■ **THE REQUEST**: Give the entries again exactly, every one of them.

[Collection entries]
start

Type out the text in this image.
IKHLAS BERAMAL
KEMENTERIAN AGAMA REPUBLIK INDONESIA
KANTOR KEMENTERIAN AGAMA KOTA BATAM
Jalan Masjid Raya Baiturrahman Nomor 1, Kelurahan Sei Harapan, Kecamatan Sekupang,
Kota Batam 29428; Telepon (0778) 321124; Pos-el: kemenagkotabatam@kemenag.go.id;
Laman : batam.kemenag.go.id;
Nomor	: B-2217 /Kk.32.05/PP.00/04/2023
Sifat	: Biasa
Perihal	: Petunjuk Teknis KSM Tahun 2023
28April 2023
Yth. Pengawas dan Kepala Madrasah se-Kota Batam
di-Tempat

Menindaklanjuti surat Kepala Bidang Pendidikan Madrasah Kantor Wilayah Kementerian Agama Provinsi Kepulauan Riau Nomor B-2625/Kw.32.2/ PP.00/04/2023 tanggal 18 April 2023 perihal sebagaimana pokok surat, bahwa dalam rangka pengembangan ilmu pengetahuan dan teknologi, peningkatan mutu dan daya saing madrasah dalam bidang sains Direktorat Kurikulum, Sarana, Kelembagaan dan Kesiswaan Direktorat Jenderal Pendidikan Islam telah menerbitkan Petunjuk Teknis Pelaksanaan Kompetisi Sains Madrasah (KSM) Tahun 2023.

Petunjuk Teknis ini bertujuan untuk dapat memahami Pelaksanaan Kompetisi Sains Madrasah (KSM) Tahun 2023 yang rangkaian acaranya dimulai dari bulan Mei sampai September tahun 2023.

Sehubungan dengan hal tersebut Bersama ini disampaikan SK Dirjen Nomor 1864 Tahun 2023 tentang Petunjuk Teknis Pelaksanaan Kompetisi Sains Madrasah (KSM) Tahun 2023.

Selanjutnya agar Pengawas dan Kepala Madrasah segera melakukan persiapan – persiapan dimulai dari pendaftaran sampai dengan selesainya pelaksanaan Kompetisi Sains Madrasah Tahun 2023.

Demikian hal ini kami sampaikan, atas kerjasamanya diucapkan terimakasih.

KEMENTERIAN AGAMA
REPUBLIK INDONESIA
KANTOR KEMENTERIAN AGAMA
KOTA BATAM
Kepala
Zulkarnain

end

■ **RESPONSE BELOW**:
Type out the text in this image.
IKHLAS BERAMAL
KEMENTERIAN AGAMA REPUBLIK INDONESIA
KANTOR KEMENTERIAN AGAMA KOTA BATAM
Jalan Masjid Raya Baiturrahman Nomor 1, Kelurahan Sei Harapan, Kecamatan Sekupang,
Kota Batam 29428; Telepon (0778) 321124; Pos-el: kemenagkotabatam@kemenag.go.id;
Laman : batam.kemenag.go.id;
Nomor	: B-2217 /Kk.32.05/PP.00/04/2023
Sifat	: Biasa
Perihal	: Petunjuk Teknis KSM Tahun 2023
28April 2023
Yth. Pengawas dan Kepala Madrasah se-Kota Batam
di-Tempat

Menindaklanjuti surat Kepala Bidang Pendidikan Madrasah Kantor Wilayah Kementerian Agama Provinsi Kepulauan Riau Nomor B-2625/Kw.32.2/ PP.00/04/2023 tanggal 18 April 2023 perihal sebagaimana pokok surat, bahwa dalam rangka pengembangan ilmu pengetahuan dan teknologi, peningkatan mutu dan daya saing madrasah dalam bidang sains Direktorat Kurikulum, Sarana, Kelembagaan dan Kesiswaan Direktorat Jenderal Pendidikan Islam telah menerbitkan Petunjuk Teknis Pelaksanaan Kompetisi Sains Madrasah (KSM) Tahun 2023.

Petunjuk Teknis ini bertujuan untuk dapat memahami Pelaksanaan Kompetisi Sains Madrasah (KSM) Tahun 2023 yang rangkaian acaranya dimulai dari bulan Mei sampai September tahun 2023.

Sehubungan dengan hal tersebut Bersama ini disampaikan SK Dirjen Nomor 1864 Tahun 2023 tentang Petunjuk Teknis Pelaksanaan Kompetisi Sains Madrasah (KSM) Tahun 2023.

Selanjutnya agar Pengawas dan Kepala Madrasah segera melakukan persiapan – persiapan dimulai dari pendaftaran sampai dengan selesainya pelaksanaan Kompetisi Sains Madrasah Tahun 2023.

Demikian hal ini kami sampaikan, atas kerjasamanya diucapkan terimakasih.

KEMENTERIAN AGAMA
REPUBLIK INDONESIA
KANTOR KEMENTERIAN AGAMA
KOTA BATAM
Kepala
Zulkarnain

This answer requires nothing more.